Problem requirements
Leave out the pictures and repeat everything else in the records exactly.

** start of Records provided **

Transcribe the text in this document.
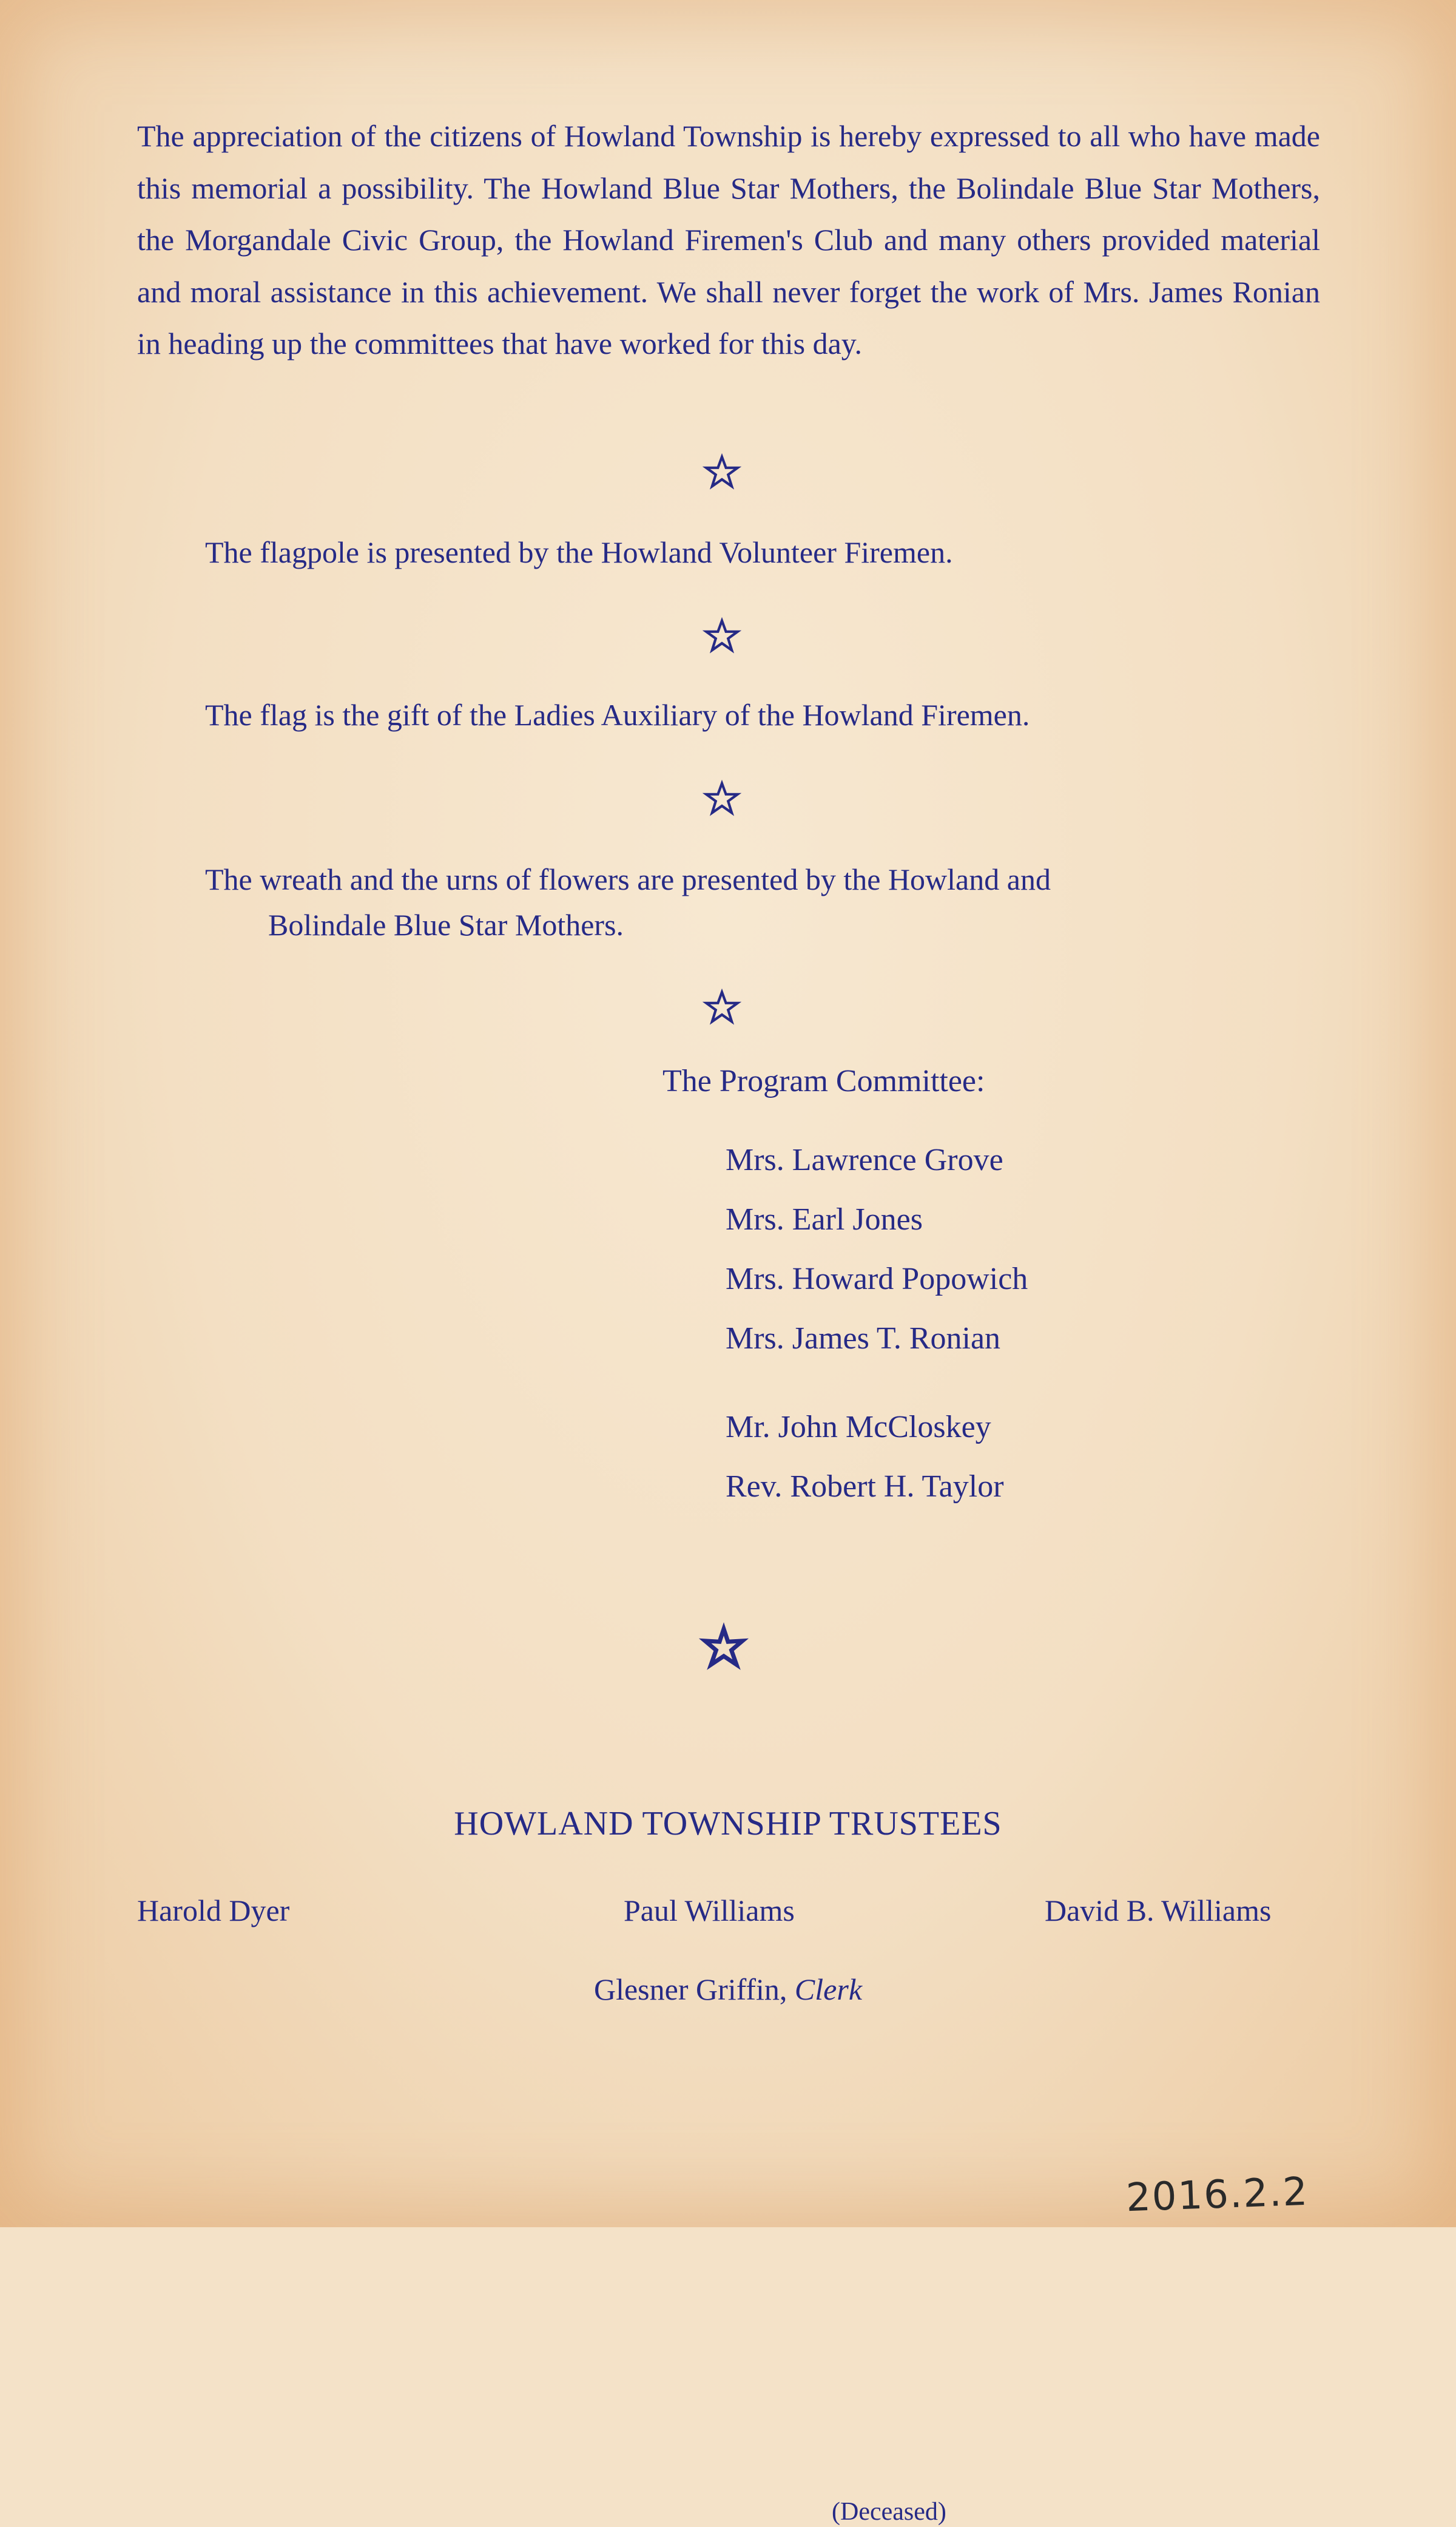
The appreciation of the citizens of Howland Township is hereby expressed to all who have made this memorial a possibility. The Howland Blue Star Mothers, the Bolindale Blue Star Mothers, the Morgandale Civic Group, the Howland Firemen's Club and many others provided material and moral assistance in this achievement. We shall never forget the work of Mrs. James Ronian in heading up the committees that have worked for this day.

The flagpole is presented by the Howland Volunteer Firemen.
The flag is the gift of the Ladies Auxiliary of the Howland Firemen.

The wreath and the urns of flowers are presented by the Howland and
Bolindale Blue Star Mothers.

The Program Committee:
Mrs. Lawrence Grove
Mrs. Earl Jones
Mrs. Howard Popowich
Mrs. James T. Ronian
(Deceased)
Mr. John McCloskey
Rev. Robert H. Taylor
HOWLAND TOWNSHIP TRUSTEES
Harold Dyer	Paul Williams	David B. Williams
Glesner Griffin, Clerk
2016.2.2
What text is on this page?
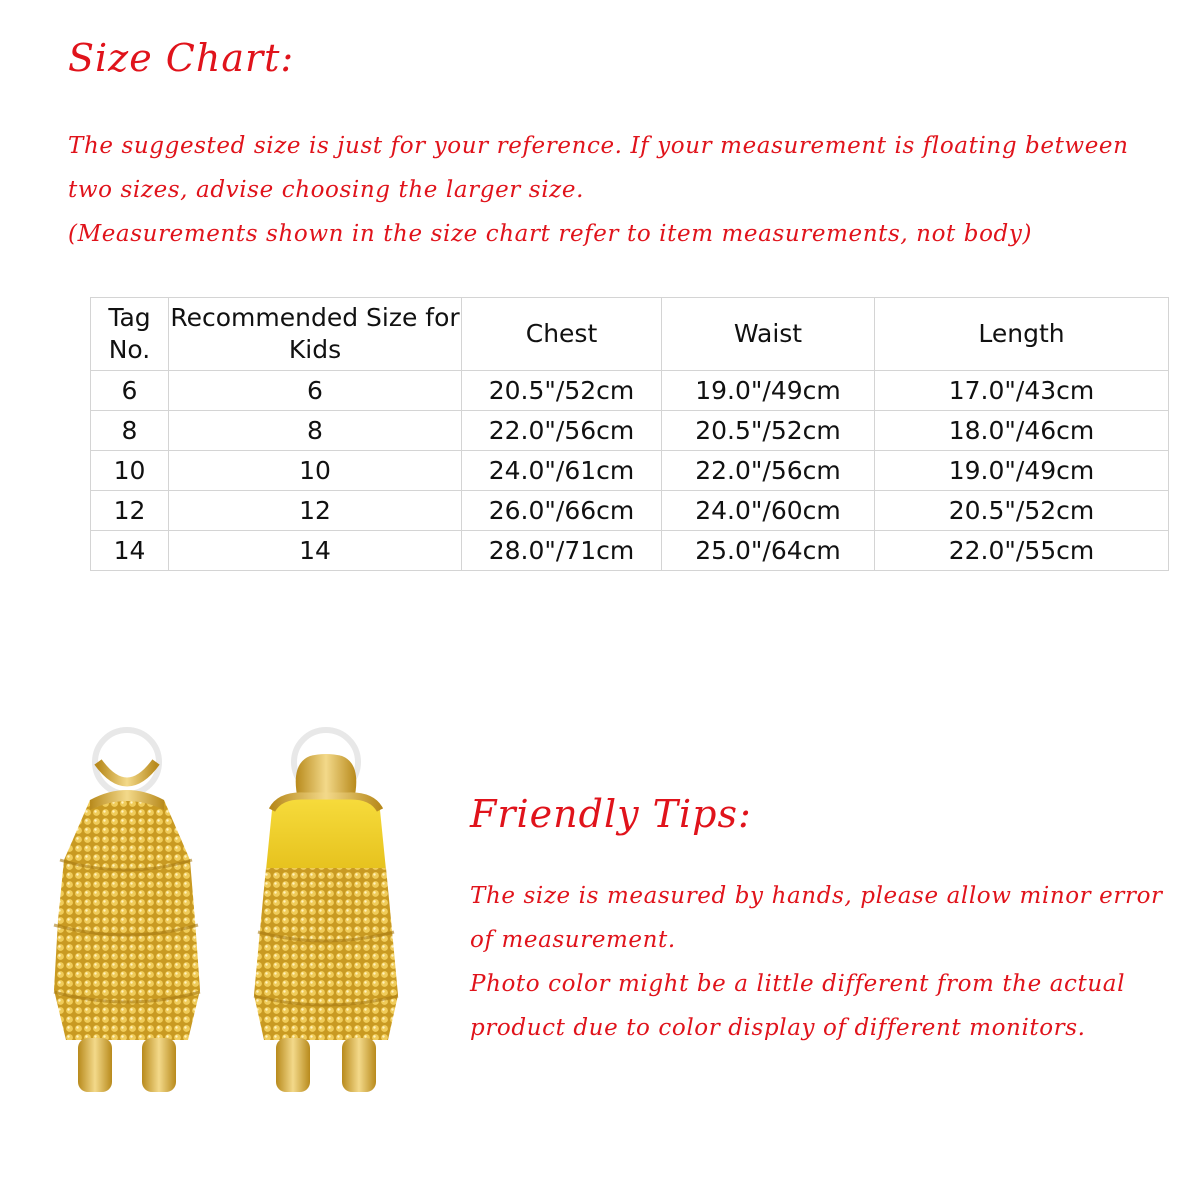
Size Chart:

The suggested size is just for your reference. If your measurement is floating between two sizes, advise choosing the larger size.

(Measurements shown in the size chart refer to item measurements, not body)

Tag No.	Recommended Size for Kids	Chest	Waist	Length
6	6	20.5"/52cm	19.0"/49cm	17.0"/43cm
8	8	22.0"/56cm	20.5"/52cm	18.0"/46cm
10	10	24.0"/61cm	22.0"/56cm	19.0"/49cm
12	12	26.0"/66cm	24.0"/60cm	20.5"/52cm
14	14	28.0"/71cm	25.0"/64cm	22.0"/55cm
Friendly Tips:

The size is measured by hands, please allow minor error of measurement.

Photo color might be a little different from the actual product due to color display of different monitors.
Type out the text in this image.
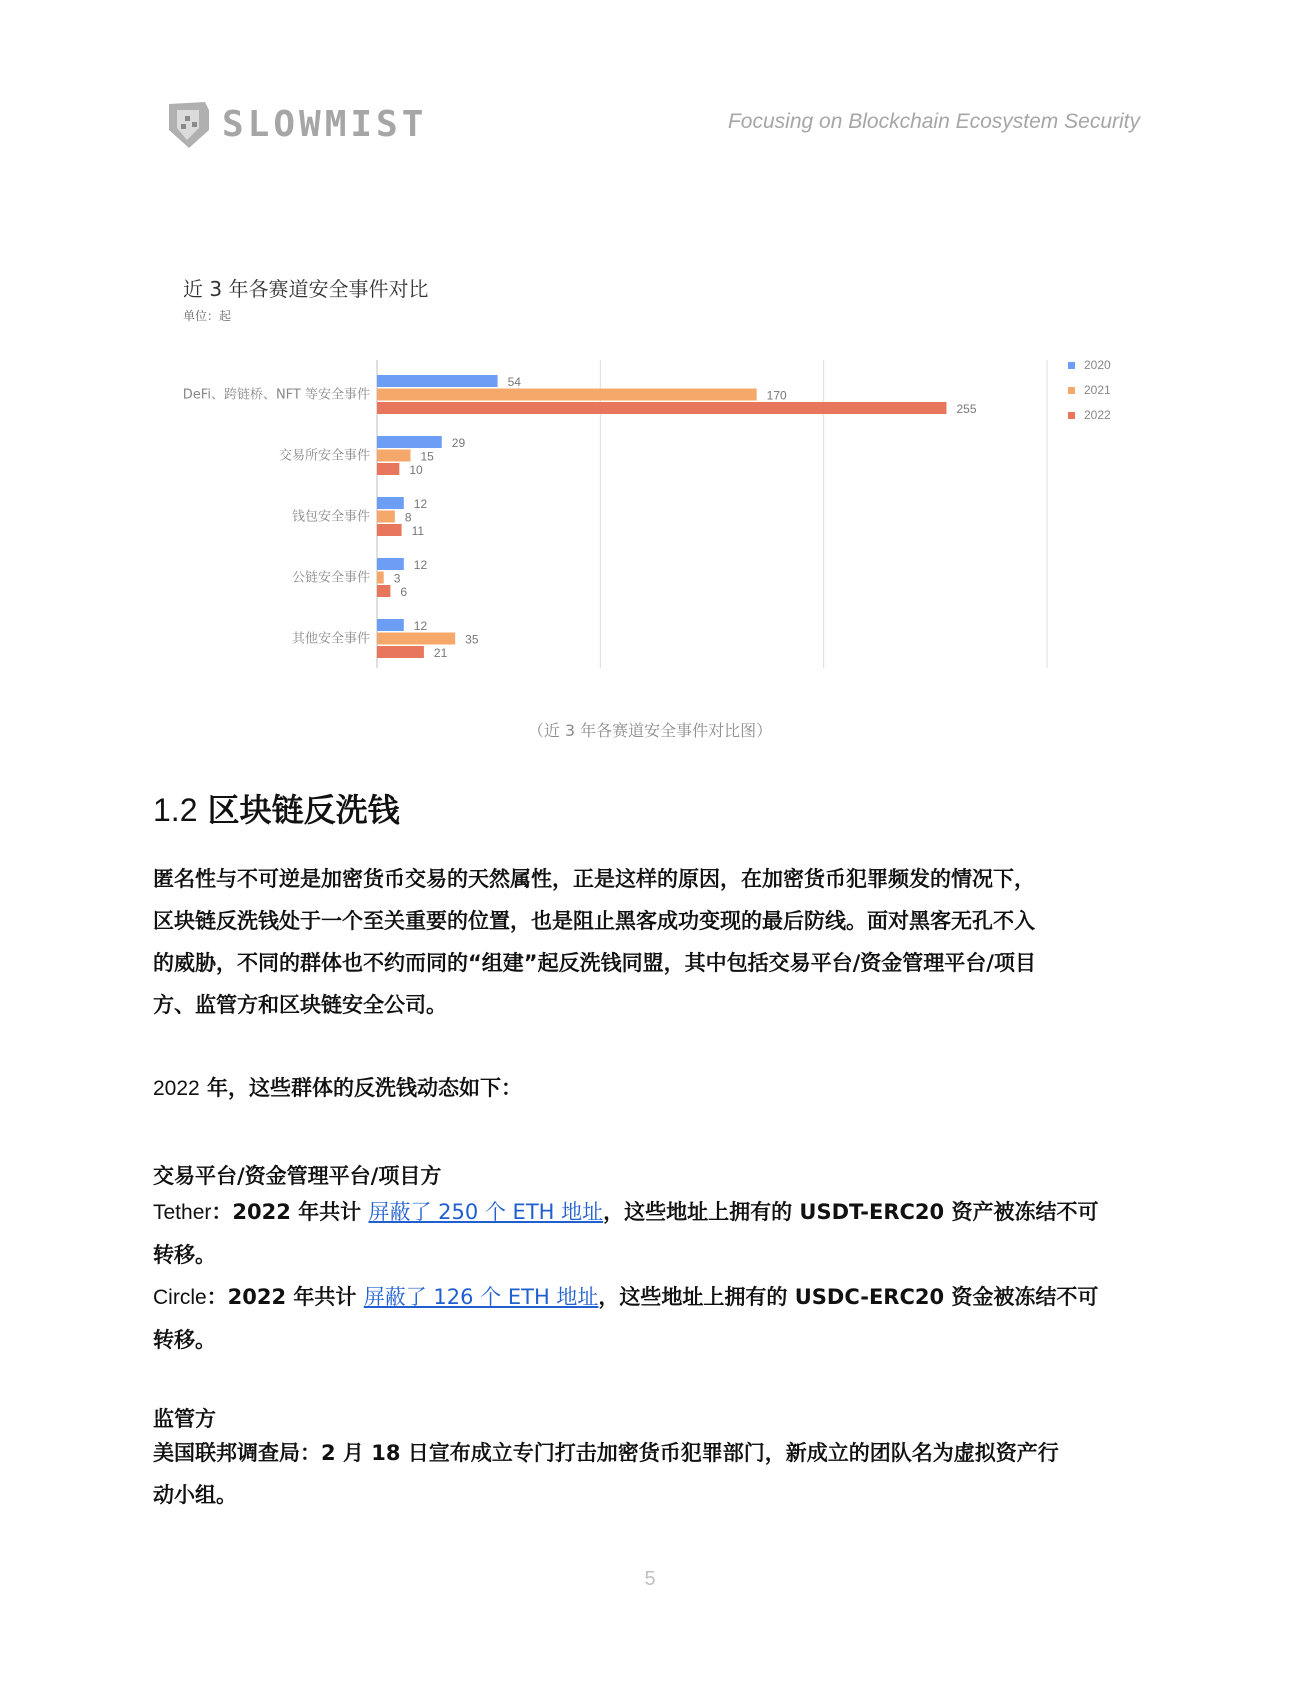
SLOWMIST	Focusing on Blockchain Ecosystem Security
近 3 年各赛道安全事件对比
单位：起
DeFi、跨链桥、NFT 等安全事件
54
170
255
交易所安全事件
29
15
10
钱包安全事件
12
8
11
公链安全事件
12
3
6
其他安全事件
12
35
21
2020
2021
2022
（近 3 年各赛道安全事件对比图）
1.2 区块链反洗钱
匿名性与不可逆是加密货币交易的天然属性，正是这样的原因，在加密货币犯罪频发的情况下，
区块链反洗钱处于一个至关重要的位置，也是阻止黑客成功变现的最后防线。面对黑客无孔不入
的威胁，不同的群体也不约而同的“组建”起反洗钱同盟，其中包括交易平台/资金管理平台/项目
方、监管方和区块链安全公司。
2022 年，这些群体的反洗钱动态如下：
交易平台/资金管理平台/项目方
Tether：2022 年共计 屏蔽了 250 个 ETH 地址，这些地址上拥有的 USDT-ERC20 资产被冻结不可
转移。
Circle：2022 年共计 屏蔽了 126 个 ETH 地址，这些地址上拥有的 USDC-ERC20 资金被冻结不可
转移。
监管方
美国联邦调查局：2 月 18 日宣布成立专门打击加密货币犯罪部门，新成立的团队名为虚拟资产行
动小组。
5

** end of Records provided **

Full answer
Transcribe the text in this document.
The appreciation of the citizens of Howland Township is hereby expressed to all who have made this memorial a possibility. The Howland Blue Star Mothers, the Bolindale Blue Star Mothers, the Morgandale Civic Group, the Howland Firemen's Club and many others provided material and moral assistance in this achievement. We shall never forget the work of Mrs. James Ronian in heading up the committees that have worked for this day.

The flagpole is presented by the Howland Volunteer Firemen.
The flag is the gift of the Ladies Auxiliary of the Howland Firemen.

The wreath and the urns of flowers are presented by the Howland and
Bolindale Blue Star Mothers.

The Program Committee:
Mrs. Lawrence Grove
Mrs. Earl Jones
Mrs. Howard Popowich
Mrs. James T. Ronian
(Deceased)
Mr. John McCloskey
Rev. Robert H. Taylor
HOWLAND TOWNSHIP TRUSTEES
Harold Dyer	Paul Williams	David B. Williams
Glesner Griffin, Clerk
2016.2.2
What text is on this page?
Size Chart:

The suggested size is just for your reference. If your measurement is floating between two sizes, advise choosing the larger size.

(Measurements shown in the size chart refer to item measurements, not body)

Tag No.	Recommended Size for Kids	Chest	Waist	Length
6	6	20.5"/52cm	19.0"/49cm	17.0"/43cm
8	8	22.0"/56cm	20.5"/52cm	18.0"/46cm
10	10	24.0"/61cm	22.0"/56cm	19.0"/49cm
12	12	26.0"/66cm	24.0"/60cm	20.5"/52cm
14	14	28.0"/71cm	25.0"/64cm	22.0"/55cm
Friendly Tips:

The size is measured by hands, please allow minor error of measurement.

Photo color might be a little different from the actual product due to color display of different monitors.
Type out the text in this image.
SLOWMIST	Focusing on Blockchain Ecosystem Security
近 3 年各赛道安全事件对比
单位：起
DeFi、跨链桥、NFT 等安全事件
54
170
255
交易所安全事件
29
15
10
钱包安全事件
12
8
11
公链安全事件
12
3
6
其他安全事件
12
35
21
2020
2021
2022
（近 3 年各赛道安全事件对比图）
1.2 区块链反洗钱
匿名性与不可逆是加密货币交易的天然属性，正是这样的原因，在加密货币犯罪频发的情况下，
区块链反洗钱处于一个至关重要的位置，也是阻止黑客成功变现的最后防线。面对黑客无孔不入
的威胁，不同的群体也不约而同的“组建”起反洗钱同盟，其中包括交易平台/资金管理平台/项目
方、监管方和区块链安全公司。
2022 年，这些群体的反洗钱动态如下：
交易平台/资金管理平台/项目方
Tether：2022 年共计 屏蔽了 250 个 ETH 地址，这些地址上拥有的 USDT-ERC20 资产被冻结不可
转移。
Circle：2022 年共计 屏蔽了 126 个 ETH 地址，这些地址上拥有的 USDC-ERC20 资金被冻结不可
转移。
监管方
美国联邦调查局：2 月 18 日宣布成立专门打击加密货币犯罪部门，新成立的团队名为虚拟资产行
动小组。
5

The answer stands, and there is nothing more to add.